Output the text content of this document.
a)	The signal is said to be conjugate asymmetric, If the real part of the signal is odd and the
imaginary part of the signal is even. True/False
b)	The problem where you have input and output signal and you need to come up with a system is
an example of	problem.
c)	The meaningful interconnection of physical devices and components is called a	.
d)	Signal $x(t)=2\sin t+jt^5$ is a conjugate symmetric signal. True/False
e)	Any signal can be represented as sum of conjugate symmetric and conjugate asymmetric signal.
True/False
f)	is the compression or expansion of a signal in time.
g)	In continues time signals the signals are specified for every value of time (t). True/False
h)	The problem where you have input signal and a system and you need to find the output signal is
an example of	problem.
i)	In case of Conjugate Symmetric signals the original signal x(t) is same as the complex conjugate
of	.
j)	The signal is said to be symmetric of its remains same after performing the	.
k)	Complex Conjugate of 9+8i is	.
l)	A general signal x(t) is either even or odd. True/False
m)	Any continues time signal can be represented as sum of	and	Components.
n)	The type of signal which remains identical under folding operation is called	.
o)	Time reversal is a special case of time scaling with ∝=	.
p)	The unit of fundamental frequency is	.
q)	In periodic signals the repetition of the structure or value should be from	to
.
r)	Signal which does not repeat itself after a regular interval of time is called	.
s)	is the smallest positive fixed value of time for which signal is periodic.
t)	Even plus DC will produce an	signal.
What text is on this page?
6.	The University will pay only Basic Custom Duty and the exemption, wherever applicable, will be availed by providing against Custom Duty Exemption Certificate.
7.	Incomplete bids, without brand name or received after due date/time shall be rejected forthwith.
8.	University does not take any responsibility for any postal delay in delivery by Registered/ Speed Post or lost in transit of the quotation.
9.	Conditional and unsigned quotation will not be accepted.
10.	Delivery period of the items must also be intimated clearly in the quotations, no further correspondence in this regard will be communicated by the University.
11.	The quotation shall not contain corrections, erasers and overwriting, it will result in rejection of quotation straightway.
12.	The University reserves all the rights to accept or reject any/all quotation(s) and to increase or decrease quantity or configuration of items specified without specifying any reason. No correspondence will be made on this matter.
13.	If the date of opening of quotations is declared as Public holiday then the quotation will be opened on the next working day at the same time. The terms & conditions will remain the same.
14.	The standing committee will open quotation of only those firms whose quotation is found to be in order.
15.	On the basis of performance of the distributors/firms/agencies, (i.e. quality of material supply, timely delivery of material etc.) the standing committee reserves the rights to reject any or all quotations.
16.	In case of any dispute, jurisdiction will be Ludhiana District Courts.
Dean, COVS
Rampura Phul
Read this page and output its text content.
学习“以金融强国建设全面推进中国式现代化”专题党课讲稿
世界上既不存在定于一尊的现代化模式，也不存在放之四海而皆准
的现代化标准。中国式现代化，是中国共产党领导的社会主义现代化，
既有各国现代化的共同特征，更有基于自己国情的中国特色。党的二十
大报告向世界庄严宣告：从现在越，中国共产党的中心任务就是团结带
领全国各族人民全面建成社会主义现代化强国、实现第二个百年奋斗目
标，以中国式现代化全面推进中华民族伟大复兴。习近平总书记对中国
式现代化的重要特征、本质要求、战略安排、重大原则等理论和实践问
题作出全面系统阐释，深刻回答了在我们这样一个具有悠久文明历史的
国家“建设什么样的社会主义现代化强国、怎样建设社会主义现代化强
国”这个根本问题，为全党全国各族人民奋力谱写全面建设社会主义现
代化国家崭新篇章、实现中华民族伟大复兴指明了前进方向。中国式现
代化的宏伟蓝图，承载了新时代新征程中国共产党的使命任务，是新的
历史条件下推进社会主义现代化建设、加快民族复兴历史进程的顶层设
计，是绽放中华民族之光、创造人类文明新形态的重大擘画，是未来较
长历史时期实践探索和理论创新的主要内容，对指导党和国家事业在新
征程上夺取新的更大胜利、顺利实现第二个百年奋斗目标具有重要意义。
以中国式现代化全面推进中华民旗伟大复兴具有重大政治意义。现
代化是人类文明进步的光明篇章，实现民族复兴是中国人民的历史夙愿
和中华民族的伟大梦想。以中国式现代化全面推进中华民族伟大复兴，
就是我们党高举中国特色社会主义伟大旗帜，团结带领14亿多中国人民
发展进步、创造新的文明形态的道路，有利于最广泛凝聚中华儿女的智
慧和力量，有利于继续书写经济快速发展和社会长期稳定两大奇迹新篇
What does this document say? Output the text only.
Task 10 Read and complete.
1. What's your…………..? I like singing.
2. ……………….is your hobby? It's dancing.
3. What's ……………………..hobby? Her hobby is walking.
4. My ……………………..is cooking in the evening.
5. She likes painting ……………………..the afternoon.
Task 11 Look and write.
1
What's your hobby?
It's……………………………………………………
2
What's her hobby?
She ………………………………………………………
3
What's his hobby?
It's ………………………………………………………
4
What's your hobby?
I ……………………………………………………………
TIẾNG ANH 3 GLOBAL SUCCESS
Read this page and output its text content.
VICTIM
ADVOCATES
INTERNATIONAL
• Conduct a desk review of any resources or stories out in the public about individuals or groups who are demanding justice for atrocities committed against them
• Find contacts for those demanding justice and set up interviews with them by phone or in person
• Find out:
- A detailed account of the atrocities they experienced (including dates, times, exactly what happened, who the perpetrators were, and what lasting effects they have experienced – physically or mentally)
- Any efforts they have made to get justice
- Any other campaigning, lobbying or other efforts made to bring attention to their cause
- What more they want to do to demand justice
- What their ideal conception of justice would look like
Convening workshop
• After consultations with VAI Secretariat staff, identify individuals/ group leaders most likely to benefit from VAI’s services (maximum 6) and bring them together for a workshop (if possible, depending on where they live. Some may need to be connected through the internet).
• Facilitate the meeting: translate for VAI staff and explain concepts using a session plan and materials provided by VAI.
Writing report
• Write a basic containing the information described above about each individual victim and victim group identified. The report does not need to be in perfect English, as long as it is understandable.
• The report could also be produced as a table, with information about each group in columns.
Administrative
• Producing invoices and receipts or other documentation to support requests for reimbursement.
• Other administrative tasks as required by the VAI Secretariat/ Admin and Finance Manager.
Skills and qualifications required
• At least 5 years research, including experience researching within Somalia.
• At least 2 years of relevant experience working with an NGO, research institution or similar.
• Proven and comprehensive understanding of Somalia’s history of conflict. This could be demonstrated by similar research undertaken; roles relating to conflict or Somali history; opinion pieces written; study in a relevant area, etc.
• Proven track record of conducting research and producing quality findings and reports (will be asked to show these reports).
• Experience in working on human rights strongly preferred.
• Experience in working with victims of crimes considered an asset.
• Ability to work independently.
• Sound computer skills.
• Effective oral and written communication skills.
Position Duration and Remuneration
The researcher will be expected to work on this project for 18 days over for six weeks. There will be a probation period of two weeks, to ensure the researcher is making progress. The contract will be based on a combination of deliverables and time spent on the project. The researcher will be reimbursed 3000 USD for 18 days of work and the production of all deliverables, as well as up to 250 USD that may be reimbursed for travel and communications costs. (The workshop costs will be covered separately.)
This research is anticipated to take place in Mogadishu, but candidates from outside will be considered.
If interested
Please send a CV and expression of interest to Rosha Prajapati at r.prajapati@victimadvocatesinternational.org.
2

WRITTEN INSTRUCTION –
Reproduce the records word for word.

OUTPUT OF THE TASK –
Output the text content of this document.
a)	The signal is said to be conjugate asymmetric, If the real part of the signal is odd and the
imaginary part of the signal is even. True/False
b)	The problem where you have input and output signal and you need to come up with a system is
an example of	problem.
c)	The meaningful interconnection of physical devices and components is called a	.
d)	Signal $x(t)=2\sin t+jt^5$ is a conjugate symmetric signal. True/False
e)	Any signal can be represented as sum of conjugate symmetric and conjugate asymmetric signal.
True/False
f)	is the compression or expansion of a signal in time.
g)	In continues time signals the signals are specified for every value of time (t). True/False
h)	The problem where you have input signal and a system and you need to find the output signal is
an example of	problem.
i)	In case of Conjugate Symmetric signals the original signal x(t) is same as the complex conjugate
of	.
j)	The signal is said to be symmetric of its remains same after performing the	.
k)	Complex Conjugate of 9+8i is	.
l)	A general signal x(t) is either even or odd. True/False
m)	Any continues time signal can be represented as sum of	and	Components.
n)	The type of signal which remains identical under folding operation is called	.
o)	Time reversal is a special case of time scaling with ∝=	.
p)	The unit of fundamental frequency is	.
q)	In periodic signals the repetition of the structure or value should be from	to
.
r)	Signal which does not repeat itself after a regular interval of time is called	.
s)	is the smallest positive fixed value of time for which signal is periodic.
t)	Even plus DC will produce an	signal.
What text is on this page?
6.	The University will pay only Basic Custom Duty and the exemption, wherever applicable, will be availed by providing against Custom Duty Exemption Certificate.
7.	Incomplete bids, without brand name or received after due date/time shall be rejected forthwith.
8.	University does not take any responsibility for any postal delay in delivery by Registered/ Speed Post or lost in transit of the quotation.
9.	Conditional and unsigned quotation will not be accepted.
10.	Delivery period of the items must also be intimated clearly in the quotations, no further correspondence in this regard will be communicated by the University.
11.	The quotation shall not contain corrections, erasers and overwriting, it will result in rejection of quotation straightway.
12.	The University reserves all the rights to accept or reject any/all quotation(s) and to increase or decrease quantity or configuration of items specified without specifying any reason. No correspondence will be made on this matter.
13.	If the date of opening of quotations is declared as Public holiday then the quotation will be opened on the next working day at the same time. The terms & conditions will remain the same.
14.	The standing committee will open quotation of only those firms whose quotation is found to be in order.
15.	On the basis of performance of the distributors/firms/agencies, (i.e. quality of material supply, timely delivery of material etc.) the standing committee reserves the rights to reject any or all quotations.
16.	In case of any dispute, jurisdiction will be Ludhiana District Courts.
Dean, COVS
Rampura Phul
Read this page and output its text content.
学习“以金融强国建设全面推进中国式现代化”专题党课讲稿
世界上既不存在定于一尊的现代化模式，也不存在放之四海而皆准
的现代化标准。中国式现代化，是中国共产党领导的社会主义现代化，
既有各国现代化的共同特征，更有基于自己国情的中国特色。党的二十
大报告向世界庄严宣告：从现在越，中国共产党的中心任务就是团结带
领全国各族人民全面建成社会主义现代化强国、实现第二个百年奋斗目
标，以中国式现代化全面推进中华民族伟大复兴。习近平总书记对中国
式现代化的重要特征、本质要求、战略安排、重大原则等理论和实践问
题作出全面系统阐释，深刻回答了在我们这样一个具有悠久文明历史的
国家“建设什么样的社会主义现代化强国、怎样建设社会主义现代化强
国”这个根本问题，为全党全国各族人民奋力谱写全面建设社会主义现
代化国家崭新篇章、实现中华民族伟大复兴指明了前进方向。中国式现
代化的宏伟蓝图，承载了新时代新征程中国共产党的使命任务，是新的
历史条件下推进社会主义现代化建设、加快民族复兴历史进程的顶层设
计，是绽放中华民族之光、创造人类文明新形态的重大擘画，是未来较
长历史时期实践探索和理论创新的主要内容，对指导党和国家事业在新
征程上夺取新的更大胜利、顺利实现第二个百年奋斗目标具有重要意义。
以中国式现代化全面推进中华民旗伟大复兴具有重大政治意义。现
代化是人类文明进步的光明篇章，实现民族复兴是中国人民的历史夙愿
和中华民族的伟大梦想。以中国式现代化全面推进中华民族伟大复兴，
就是我们党高举中国特色社会主义伟大旗帜，团结带领14亿多中国人民
发展进步、创造新的文明形态的道路，有利于最广泛凝聚中华儿女的智
慧和力量，有利于继续书写经济快速发展和社会长期稳定两大奇迹新篇
What does this document say? Output the text only.
Task 10 Read and complete.
1. What's your…………..? I like singing.
2. ……………….is your hobby? It's dancing.
3. What's ……………………..hobby? Her hobby is walking.
4. My ……………………..is cooking in the evening.
5. She likes painting ……………………..the afternoon.
Task 11 Look and write.
1
What's your hobby?
It's……………………………………………………
2
What's her hobby?
She ………………………………………………………
3
What's his hobby?
It's ………………………………………………………
4
What's your hobby?
I ……………………………………………………………
TIẾNG ANH 3 GLOBAL SUCCESS
Read this page and output its text content.
VICTIM
ADVOCATES
INTERNATIONAL
• Conduct a desk review of any resources or stories out in the public about individuals or groups who are demanding justice for atrocities committed against them
• Find contacts for those demanding justice and set up interviews with them by phone or in person
• Find out:
- A detailed account of the atrocities they experienced (including dates, times, exactly what happened, who the perpetrators were, and what lasting effects they have experienced – physically or mentally)
- Any efforts they have made to get justice
- Any other campaigning, lobbying or other efforts made to bring attention to their cause
- What more they want to do to demand justice
- What their ideal conception of justice would look like
Convening workshop
• After consultations with VAI Secretariat staff, identify individuals/ group leaders most likely to benefit from VAI’s services (maximum 6) and bring them together for a workshop (if possible, depending on where they live. Some may need to be connected through the internet).
• Facilitate the meeting: translate for VAI staff and explain concepts using a session plan and materials provided by VAI.
Writing report
• Write a basic containing the information described above about each individual victim and victim group identified. The report does not need to be in perfect English, as long as it is understandable.
• The report could also be produced as a table, with information about each group in columns.
Administrative
• Producing invoices and receipts or other documentation to support requests for reimbursement.
• Other administrative tasks as required by the VAI Secretariat/ Admin and Finance Manager.
Skills and qualifications required
• At least 5 years research, including experience researching within Somalia.
• At least 2 years of relevant experience working with an NGO, research institution or similar.
• Proven and comprehensive understanding of Somalia’s history of conflict. This could be demonstrated by similar research undertaken; roles relating to conflict or Somali history; opinion pieces written; study in a relevant area, etc.
• Proven track record of conducting research and producing quality findings and reports (will be asked to show these reports).
• Experience in working on human rights strongly preferred.
• Experience in working with victims of crimes considered an asset.
• Ability to work independently.
• Sound computer skills.
• Effective oral and written communication skills.
Position Duration and Remuneration
The researcher will be expected to work on this project for 18 days over for six weeks. There will be a probation period of two weeks, to ensure the researcher is making progress. The contract will be based on a combination of deliverables and time spent on the project. The researcher will be reimbursed 3000 USD for 18 days of work and the production of all deliverables, as well as up to 250 USD that may be reimbursed for travel and communications costs. (The workshop costs will be covered separately.)
This research is anticipated to take place in Mogadishu, but candidates from outside will be considered.
If interested
Please send a CV and expression of interest to Rosha Prajapati at r.prajapati@victimadvocatesinternational.org.
2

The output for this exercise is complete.